* begin *

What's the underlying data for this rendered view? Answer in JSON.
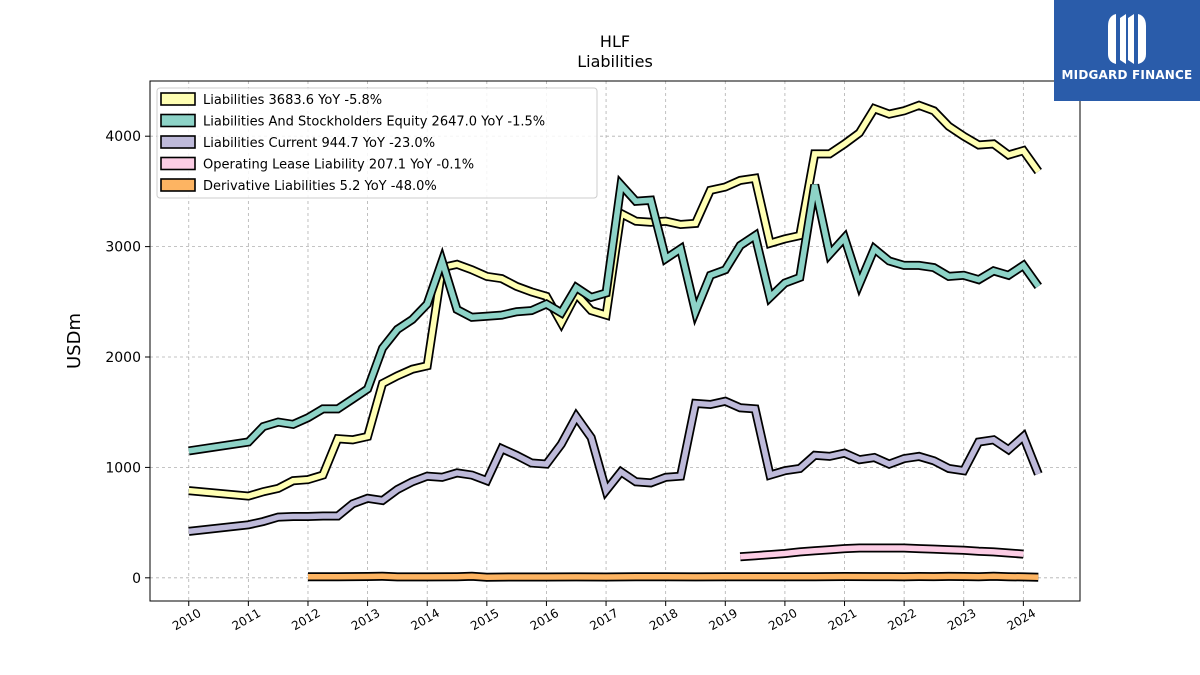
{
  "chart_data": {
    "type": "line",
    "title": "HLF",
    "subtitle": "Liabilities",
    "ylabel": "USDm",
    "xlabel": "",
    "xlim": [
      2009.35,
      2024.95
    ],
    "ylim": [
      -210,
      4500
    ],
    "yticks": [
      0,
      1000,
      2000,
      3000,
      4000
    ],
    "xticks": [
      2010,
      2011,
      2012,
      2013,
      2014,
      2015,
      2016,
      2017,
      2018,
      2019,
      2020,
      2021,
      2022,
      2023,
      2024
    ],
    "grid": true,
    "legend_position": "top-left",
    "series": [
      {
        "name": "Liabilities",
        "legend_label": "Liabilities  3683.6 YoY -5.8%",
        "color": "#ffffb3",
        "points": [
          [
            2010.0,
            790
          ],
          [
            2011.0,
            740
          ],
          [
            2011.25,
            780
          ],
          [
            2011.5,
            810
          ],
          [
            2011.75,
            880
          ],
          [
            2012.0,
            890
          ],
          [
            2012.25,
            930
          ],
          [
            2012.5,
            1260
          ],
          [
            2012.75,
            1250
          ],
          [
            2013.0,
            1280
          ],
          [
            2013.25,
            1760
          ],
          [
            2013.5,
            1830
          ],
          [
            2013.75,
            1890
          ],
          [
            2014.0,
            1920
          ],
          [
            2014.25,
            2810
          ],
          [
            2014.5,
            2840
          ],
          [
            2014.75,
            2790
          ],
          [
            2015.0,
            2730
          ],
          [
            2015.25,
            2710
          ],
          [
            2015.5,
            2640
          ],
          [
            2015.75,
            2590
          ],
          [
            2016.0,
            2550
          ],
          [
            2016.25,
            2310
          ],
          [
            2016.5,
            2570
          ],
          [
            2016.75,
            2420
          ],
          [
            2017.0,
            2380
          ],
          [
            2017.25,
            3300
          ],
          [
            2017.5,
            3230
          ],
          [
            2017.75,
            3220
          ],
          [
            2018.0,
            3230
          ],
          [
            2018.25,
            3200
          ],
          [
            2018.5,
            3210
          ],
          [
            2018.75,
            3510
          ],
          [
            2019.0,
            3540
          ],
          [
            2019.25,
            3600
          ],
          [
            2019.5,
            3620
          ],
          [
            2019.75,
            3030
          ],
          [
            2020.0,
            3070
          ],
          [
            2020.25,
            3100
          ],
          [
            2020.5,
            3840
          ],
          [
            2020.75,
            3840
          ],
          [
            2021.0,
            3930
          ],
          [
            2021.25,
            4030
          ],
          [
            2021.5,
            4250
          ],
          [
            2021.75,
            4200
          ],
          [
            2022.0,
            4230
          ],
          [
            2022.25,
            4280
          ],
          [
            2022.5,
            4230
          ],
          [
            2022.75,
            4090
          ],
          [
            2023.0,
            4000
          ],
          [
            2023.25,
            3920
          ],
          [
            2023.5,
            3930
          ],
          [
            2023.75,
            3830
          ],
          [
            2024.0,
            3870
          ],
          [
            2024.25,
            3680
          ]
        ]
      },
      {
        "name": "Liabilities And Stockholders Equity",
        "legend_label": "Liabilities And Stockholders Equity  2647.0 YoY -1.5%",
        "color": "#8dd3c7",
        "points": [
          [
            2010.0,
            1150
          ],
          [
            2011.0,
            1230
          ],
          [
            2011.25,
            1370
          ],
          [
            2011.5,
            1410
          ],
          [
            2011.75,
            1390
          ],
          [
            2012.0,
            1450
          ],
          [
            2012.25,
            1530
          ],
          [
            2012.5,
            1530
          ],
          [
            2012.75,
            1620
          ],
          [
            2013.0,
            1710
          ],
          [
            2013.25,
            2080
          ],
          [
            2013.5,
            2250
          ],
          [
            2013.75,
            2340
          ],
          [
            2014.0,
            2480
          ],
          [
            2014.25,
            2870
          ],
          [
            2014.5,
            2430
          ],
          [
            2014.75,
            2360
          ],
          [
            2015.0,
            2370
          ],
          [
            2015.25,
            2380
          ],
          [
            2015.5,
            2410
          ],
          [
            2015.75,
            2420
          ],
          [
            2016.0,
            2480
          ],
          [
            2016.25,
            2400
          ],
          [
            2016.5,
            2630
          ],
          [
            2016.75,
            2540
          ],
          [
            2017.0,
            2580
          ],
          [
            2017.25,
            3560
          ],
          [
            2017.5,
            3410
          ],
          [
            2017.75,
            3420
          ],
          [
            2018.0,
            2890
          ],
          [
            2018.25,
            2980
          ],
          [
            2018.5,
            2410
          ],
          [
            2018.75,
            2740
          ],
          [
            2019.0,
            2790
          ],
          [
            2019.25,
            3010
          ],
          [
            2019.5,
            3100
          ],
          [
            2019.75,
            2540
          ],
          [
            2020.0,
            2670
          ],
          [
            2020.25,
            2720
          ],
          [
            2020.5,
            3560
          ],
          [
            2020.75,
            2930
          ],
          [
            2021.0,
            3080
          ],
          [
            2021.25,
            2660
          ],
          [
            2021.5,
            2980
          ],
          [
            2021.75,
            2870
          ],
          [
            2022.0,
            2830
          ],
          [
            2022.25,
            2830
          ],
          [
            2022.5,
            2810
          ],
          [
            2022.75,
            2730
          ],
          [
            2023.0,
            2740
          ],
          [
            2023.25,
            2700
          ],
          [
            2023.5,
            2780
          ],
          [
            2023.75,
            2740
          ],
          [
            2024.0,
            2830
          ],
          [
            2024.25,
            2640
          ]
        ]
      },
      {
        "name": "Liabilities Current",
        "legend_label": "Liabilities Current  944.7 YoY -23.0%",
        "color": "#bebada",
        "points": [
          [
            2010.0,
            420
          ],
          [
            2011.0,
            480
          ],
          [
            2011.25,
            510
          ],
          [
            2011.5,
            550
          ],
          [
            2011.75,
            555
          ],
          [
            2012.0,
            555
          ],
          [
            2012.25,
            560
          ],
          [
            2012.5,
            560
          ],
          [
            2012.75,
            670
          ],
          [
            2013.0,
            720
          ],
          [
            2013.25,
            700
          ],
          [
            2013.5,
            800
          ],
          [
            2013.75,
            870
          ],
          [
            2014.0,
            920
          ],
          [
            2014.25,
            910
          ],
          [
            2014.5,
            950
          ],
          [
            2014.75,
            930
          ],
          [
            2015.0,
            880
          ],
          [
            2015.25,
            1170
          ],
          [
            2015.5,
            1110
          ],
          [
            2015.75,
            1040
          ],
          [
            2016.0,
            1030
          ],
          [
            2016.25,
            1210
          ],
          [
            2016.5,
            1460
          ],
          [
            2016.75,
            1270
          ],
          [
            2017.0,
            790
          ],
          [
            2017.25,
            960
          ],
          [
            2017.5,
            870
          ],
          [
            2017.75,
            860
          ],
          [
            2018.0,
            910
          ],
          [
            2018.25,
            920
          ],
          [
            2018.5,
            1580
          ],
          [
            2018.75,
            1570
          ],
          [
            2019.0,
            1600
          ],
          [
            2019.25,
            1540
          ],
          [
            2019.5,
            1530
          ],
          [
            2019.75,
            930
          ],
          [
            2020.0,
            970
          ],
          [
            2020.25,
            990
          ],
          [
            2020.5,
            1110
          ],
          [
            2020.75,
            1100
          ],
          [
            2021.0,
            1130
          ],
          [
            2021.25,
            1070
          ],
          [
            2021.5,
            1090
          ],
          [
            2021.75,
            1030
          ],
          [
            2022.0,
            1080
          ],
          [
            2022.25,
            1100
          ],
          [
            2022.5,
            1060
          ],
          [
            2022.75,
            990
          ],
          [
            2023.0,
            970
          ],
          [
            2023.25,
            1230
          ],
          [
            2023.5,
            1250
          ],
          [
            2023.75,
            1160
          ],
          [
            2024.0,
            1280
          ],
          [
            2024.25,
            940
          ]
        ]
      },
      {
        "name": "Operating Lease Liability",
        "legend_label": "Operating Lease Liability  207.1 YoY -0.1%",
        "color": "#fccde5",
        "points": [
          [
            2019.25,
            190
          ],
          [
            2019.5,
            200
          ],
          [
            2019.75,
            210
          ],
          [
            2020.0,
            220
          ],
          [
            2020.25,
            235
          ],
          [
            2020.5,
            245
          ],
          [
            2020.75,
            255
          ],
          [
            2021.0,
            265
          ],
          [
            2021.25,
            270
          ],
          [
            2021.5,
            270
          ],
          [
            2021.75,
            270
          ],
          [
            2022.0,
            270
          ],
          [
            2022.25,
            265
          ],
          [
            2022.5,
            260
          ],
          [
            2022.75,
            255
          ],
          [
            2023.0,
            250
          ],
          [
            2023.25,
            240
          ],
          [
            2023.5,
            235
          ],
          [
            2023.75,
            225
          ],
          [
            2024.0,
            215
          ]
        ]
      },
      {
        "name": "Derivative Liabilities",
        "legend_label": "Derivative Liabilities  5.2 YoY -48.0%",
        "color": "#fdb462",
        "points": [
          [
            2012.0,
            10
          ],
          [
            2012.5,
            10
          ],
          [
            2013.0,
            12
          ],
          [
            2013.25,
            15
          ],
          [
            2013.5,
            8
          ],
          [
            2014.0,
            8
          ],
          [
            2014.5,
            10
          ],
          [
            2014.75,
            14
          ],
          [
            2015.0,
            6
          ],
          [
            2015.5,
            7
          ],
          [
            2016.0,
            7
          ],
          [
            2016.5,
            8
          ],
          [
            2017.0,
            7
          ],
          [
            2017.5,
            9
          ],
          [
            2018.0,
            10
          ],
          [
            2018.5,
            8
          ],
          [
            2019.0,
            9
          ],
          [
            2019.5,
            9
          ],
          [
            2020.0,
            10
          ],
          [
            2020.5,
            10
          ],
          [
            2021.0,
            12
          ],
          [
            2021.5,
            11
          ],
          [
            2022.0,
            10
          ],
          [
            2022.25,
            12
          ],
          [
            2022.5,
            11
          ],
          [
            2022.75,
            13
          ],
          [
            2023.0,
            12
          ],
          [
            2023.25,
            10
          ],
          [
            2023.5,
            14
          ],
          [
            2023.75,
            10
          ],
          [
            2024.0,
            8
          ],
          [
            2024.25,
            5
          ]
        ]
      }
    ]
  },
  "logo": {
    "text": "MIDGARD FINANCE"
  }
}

* end *

_What you will do:_ Copy each line that contains the word "Operating".

_Exercise solution:_
        "name": "Operating Lease Liability",
        "legend_label": "Operating Lease Liability  207.1 YoY -0.1%",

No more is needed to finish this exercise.